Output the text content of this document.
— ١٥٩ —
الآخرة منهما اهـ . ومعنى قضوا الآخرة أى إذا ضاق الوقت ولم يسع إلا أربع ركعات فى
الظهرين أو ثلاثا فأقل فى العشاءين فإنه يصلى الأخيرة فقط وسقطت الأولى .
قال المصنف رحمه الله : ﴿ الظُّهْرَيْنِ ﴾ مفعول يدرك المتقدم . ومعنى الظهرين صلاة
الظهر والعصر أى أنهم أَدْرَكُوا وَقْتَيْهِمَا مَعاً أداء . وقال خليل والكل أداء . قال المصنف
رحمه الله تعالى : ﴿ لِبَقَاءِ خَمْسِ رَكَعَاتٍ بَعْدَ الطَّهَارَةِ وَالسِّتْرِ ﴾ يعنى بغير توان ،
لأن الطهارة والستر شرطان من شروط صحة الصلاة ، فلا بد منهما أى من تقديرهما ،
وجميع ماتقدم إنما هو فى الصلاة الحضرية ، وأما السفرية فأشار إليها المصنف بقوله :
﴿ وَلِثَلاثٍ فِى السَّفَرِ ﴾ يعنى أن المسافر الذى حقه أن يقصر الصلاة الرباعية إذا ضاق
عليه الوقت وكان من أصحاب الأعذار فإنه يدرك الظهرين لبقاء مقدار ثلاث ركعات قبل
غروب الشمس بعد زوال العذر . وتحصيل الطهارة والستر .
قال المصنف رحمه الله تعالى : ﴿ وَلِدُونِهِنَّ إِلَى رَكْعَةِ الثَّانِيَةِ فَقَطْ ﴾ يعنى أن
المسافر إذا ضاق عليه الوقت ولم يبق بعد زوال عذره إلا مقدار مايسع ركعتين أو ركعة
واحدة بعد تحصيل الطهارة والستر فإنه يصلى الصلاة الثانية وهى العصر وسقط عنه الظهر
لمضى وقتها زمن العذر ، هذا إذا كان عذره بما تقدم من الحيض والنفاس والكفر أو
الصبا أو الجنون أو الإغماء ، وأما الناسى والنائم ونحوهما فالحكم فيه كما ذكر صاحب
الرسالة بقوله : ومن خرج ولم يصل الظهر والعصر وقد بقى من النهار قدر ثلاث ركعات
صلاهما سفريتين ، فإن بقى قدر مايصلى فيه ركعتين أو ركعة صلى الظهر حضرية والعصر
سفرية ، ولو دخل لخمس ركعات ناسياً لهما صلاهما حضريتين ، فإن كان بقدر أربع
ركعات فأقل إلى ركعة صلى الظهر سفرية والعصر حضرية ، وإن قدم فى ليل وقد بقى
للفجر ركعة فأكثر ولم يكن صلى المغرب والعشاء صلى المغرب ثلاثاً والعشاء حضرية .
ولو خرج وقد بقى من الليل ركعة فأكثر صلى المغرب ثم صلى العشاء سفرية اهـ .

» **WHAT IS REQUIRED**: Say how many lines in the records hold "أربع", with the number as the whole reply.

» **FINAL RESULT**: 2